## EXERCISE INSTRUCTIONS
Identify every line in the listing below that contains the string "extension", treating uppercase and lowercase as different, and copy each of those lines.

━━ RECORDS FOR THE EXERCISE

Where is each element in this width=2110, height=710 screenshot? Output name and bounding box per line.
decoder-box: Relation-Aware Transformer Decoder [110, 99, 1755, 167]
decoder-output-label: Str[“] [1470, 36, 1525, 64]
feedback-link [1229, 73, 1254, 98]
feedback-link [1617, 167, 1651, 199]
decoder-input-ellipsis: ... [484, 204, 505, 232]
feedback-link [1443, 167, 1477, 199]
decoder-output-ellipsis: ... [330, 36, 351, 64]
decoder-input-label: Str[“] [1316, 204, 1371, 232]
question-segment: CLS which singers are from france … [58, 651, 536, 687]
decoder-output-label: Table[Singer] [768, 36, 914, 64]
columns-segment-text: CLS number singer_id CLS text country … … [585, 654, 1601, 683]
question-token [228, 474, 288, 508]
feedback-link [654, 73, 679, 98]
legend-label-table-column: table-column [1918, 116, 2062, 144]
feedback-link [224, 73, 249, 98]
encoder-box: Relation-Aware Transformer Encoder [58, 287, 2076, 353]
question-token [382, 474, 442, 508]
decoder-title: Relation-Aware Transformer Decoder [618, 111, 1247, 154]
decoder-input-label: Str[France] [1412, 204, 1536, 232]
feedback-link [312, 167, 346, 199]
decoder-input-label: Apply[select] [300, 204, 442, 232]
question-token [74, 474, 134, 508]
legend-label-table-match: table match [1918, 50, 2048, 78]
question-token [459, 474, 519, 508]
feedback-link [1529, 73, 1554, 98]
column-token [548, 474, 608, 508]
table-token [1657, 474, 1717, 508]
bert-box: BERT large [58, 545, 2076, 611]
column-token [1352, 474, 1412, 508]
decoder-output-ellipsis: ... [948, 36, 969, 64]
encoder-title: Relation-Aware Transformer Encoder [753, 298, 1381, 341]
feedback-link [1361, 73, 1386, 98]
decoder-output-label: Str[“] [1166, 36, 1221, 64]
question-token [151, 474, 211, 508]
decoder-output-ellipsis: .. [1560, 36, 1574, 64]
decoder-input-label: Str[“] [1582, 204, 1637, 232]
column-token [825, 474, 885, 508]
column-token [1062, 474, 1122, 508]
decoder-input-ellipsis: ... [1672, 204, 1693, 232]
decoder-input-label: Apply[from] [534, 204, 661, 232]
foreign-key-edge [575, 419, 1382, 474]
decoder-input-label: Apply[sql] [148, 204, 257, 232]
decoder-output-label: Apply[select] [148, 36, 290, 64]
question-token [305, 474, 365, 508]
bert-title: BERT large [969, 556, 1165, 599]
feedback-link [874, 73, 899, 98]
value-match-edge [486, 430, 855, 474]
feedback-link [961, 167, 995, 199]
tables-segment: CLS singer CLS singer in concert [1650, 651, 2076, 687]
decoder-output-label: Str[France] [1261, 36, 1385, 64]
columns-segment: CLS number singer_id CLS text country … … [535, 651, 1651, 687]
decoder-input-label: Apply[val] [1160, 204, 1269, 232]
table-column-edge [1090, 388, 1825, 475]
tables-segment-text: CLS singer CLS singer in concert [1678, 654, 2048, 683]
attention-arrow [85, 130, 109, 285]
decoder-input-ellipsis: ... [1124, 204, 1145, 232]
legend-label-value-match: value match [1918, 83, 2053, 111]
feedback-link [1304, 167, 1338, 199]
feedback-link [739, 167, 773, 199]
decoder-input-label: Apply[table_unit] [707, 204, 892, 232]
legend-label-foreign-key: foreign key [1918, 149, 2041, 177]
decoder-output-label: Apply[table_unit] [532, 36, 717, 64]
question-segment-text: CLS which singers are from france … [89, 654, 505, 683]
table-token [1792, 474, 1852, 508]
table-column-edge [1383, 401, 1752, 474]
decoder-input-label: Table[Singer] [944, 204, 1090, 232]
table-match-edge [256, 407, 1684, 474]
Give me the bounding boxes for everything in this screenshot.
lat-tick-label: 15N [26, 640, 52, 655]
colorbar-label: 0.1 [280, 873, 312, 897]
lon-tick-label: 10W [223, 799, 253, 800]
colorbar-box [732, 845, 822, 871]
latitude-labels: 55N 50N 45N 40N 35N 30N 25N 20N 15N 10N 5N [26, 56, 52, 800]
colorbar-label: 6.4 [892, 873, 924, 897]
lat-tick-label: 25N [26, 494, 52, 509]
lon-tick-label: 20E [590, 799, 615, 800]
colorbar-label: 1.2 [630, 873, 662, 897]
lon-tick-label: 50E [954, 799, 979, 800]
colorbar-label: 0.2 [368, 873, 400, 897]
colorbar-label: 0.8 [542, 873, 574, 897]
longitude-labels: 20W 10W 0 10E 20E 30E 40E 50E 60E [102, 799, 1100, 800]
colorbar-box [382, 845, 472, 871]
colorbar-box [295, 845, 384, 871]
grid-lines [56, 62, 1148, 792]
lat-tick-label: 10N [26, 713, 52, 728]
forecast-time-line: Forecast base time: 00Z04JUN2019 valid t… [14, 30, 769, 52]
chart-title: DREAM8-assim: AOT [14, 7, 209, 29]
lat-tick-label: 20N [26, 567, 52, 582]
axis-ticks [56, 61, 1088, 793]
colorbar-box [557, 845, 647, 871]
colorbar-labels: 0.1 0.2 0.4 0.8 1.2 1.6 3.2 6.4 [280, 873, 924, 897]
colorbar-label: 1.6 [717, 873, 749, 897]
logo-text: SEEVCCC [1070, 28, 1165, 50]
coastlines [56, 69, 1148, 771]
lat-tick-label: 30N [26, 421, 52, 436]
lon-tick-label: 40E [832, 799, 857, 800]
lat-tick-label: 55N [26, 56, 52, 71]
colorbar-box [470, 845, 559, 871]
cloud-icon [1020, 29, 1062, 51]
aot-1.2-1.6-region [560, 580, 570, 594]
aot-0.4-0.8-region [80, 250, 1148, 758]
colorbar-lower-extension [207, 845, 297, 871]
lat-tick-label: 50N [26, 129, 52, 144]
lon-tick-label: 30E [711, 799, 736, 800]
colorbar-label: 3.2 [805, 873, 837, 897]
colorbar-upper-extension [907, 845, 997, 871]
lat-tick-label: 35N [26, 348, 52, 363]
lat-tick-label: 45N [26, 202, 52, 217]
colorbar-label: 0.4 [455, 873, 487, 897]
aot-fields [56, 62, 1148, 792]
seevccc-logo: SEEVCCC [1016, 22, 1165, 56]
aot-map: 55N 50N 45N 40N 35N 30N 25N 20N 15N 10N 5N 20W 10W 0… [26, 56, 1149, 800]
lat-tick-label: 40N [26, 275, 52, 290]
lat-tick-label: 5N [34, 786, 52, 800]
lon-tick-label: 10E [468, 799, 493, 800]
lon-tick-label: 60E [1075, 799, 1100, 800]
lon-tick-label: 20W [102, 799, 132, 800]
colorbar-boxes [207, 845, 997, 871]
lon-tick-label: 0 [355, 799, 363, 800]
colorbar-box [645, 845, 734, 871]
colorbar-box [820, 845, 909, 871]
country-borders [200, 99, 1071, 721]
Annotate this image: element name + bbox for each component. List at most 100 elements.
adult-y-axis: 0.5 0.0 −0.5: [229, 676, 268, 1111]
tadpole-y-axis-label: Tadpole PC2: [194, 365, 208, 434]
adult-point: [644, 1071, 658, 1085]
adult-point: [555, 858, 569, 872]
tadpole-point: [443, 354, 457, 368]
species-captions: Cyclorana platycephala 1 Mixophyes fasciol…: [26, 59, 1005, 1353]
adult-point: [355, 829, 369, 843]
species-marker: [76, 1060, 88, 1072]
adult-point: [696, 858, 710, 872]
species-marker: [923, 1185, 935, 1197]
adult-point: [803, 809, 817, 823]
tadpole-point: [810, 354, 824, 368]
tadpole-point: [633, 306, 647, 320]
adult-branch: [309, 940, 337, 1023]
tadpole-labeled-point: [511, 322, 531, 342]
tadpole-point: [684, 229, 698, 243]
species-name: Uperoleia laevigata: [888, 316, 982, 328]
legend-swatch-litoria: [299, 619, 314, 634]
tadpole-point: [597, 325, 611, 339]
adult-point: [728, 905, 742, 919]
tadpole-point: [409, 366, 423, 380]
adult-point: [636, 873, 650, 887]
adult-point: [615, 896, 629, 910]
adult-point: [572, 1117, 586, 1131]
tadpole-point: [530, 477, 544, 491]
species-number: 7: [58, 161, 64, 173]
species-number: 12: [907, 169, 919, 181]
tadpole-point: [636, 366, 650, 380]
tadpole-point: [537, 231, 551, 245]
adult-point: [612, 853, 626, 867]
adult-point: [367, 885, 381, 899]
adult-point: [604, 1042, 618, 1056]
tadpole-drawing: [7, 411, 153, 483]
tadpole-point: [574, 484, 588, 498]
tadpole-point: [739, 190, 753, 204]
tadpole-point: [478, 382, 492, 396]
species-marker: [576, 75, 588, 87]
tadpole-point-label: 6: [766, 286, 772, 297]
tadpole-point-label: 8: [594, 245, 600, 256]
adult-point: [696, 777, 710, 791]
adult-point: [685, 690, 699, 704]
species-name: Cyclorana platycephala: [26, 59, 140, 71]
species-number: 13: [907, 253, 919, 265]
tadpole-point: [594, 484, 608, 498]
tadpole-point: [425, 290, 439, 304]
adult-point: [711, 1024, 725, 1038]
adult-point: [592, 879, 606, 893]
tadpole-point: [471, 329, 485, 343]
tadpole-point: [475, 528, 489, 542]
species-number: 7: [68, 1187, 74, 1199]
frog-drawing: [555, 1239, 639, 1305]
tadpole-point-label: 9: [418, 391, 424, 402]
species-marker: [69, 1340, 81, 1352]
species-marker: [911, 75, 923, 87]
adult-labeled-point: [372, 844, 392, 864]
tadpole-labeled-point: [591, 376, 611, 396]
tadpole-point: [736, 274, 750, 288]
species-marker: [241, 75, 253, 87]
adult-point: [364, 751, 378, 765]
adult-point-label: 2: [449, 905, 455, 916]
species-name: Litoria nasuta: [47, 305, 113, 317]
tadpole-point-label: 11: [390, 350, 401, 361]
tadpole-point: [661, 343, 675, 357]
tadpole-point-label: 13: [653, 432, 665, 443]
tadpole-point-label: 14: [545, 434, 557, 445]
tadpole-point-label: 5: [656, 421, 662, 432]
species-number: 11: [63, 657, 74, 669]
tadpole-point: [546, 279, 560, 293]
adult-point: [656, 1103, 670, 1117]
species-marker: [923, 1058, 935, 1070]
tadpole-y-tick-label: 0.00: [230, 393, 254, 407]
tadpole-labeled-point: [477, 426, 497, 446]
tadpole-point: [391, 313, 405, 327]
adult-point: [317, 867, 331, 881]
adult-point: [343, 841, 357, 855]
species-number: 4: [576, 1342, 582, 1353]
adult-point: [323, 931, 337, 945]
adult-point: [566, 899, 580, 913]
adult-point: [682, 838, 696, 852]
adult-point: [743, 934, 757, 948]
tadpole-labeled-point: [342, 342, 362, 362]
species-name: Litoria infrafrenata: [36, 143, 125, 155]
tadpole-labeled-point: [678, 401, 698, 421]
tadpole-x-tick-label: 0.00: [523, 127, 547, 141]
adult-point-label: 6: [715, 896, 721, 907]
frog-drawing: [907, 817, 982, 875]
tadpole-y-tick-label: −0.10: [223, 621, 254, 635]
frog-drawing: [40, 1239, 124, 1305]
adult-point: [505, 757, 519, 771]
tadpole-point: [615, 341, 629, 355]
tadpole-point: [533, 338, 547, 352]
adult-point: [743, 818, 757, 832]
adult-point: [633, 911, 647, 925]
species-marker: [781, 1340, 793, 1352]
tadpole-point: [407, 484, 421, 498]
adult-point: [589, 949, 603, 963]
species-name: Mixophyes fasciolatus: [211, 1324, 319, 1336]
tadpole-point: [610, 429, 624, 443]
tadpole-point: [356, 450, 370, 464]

━━━━

## RESULT BELOW
colorbar-lower-extension [207, 845, 297, 871]
colorbar-upper-extension [907, 845, 997, 871]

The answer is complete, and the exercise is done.